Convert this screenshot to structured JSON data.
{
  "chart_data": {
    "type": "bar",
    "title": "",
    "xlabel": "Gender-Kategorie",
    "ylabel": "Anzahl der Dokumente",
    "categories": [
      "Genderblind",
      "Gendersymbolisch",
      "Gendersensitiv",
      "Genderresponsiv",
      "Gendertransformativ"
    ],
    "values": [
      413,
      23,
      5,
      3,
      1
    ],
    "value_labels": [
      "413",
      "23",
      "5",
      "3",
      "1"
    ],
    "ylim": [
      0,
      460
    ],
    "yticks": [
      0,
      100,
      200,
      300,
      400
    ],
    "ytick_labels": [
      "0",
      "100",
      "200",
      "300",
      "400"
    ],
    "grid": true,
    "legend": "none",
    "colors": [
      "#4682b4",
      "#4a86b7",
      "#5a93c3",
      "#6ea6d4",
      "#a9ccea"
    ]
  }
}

● DESCRIPTION OF THE TASK: Write out every entry exactly as given.

● EXPECTED OUTPUT:
Convert this screenshot to structured JSON data.
{
  "chart_data": {
    "type": "bar",
    "title": "",
    "xlabel": "Gender-Kategorie",
    "ylabel": "Anzahl der Dokumente",
    "categories": [
      "Genderblind",
      "Gendersymbolisch",
      "Gendersensitiv",
      "Genderresponsiv",
      "Gendertransformativ"
    ],
    "values": [
      413,
      23,
      5,
      3,
      1
    ],
    "value_labels": [
      "413",
      "23",
      "5",
      "3",
      "1"
    ],
    "ylim": [
      0,
      460
    ],
    "yticks": [
      0,
      100,
      200,
      300,
      400
    ],
    "ytick_labels": [
      "0",
      "100",
      "200",
      "300",
      "400"
    ],
    "grid": true,
    "legend": "none",
    "colors": [
      "#4682b4",
      "#4a86b7",
      "#5a93c3",
      "#6ea6d4",
      "#a9ccea"
    ]
  }
}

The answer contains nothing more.